## WHAT TO WORK ON
Reproduce all the entries precisely.

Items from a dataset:
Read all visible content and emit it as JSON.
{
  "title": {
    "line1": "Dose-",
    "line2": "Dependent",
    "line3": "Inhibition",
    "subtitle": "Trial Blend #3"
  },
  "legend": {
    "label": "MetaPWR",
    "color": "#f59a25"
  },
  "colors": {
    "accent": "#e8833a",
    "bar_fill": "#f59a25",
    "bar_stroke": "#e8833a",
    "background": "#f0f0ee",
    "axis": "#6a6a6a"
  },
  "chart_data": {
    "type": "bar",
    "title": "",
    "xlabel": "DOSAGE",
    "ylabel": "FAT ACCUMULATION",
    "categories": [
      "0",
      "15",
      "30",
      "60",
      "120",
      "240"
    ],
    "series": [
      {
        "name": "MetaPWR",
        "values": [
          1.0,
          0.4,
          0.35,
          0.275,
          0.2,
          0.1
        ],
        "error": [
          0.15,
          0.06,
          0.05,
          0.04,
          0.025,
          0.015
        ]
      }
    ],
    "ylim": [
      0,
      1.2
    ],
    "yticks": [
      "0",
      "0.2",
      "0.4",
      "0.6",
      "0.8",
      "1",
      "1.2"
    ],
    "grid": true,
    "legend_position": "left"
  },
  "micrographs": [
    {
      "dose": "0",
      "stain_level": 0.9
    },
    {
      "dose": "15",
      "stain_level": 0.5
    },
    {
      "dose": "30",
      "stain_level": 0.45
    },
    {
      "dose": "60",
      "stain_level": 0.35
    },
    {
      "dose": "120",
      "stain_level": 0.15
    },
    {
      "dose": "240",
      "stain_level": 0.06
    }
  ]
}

## EXERCISE ANSWER
Read all visible content and emit it as JSON.
{
  "title": {
    "line1": "Dose-",
    "line2": "Dependent",
    "line3": "Inhibition",
    "subtitle": "Trial Blend #3"
  },
  "legend": {
    "label": "MetaPWR",
    "color": "#f59a25"
  },
  "colors": {
    "accent": "#e8833a",
    "bar_fill": "#f59a25",
    "bar_stroke": "#e8833a",
    "background": "#f0f0ee",
    "axis": "#6a6a6a"
  },
  "chart_data": {
    "type": "bar",
    "title": "",
    "xlabel": "DOSAGE",
    "ylabel": "FAT ACCUMULATION",
    "categories": [
      "0",
      "15",
      "30",
      "60",
      "120",
      "240"
    ],
    "series": [
      {
        "name": "MetaPWR",
        "values": [
          1.0,
          0.4,
          0.35,
          0.275,
          0.2,
          0.1
        ],
        "error": [
          0.15,
          0.06,
          0.05,
          0.04,
          0.025,
          0.015
        ]
      }
    ],
    "ylim": [
      0,
      1.2
    ],
    "yticks": [
      "0",
      "0.2",
      "0.4",
      "0.6",
      "0.8",
      "1",
      "1.2"
    ],
    "grid": true,
    "legend_position": "left"
  },
  "micrographs": [
    {
      "dose": "0",
      "stain_level": 0.9
    },
    {
      "dose": "15",
      "stain_level": 0.5
    },
    {
      "dose": "30",
      "stain_level": 0.45
    },
    {
      "dose": "60",
      "stain_level": 0.35
    },
    {
      "dose": "120",
      "stain_level": 0.15
    },
    {
      "dose": "240",
      "stain_level": 0.06
    }
  ]
}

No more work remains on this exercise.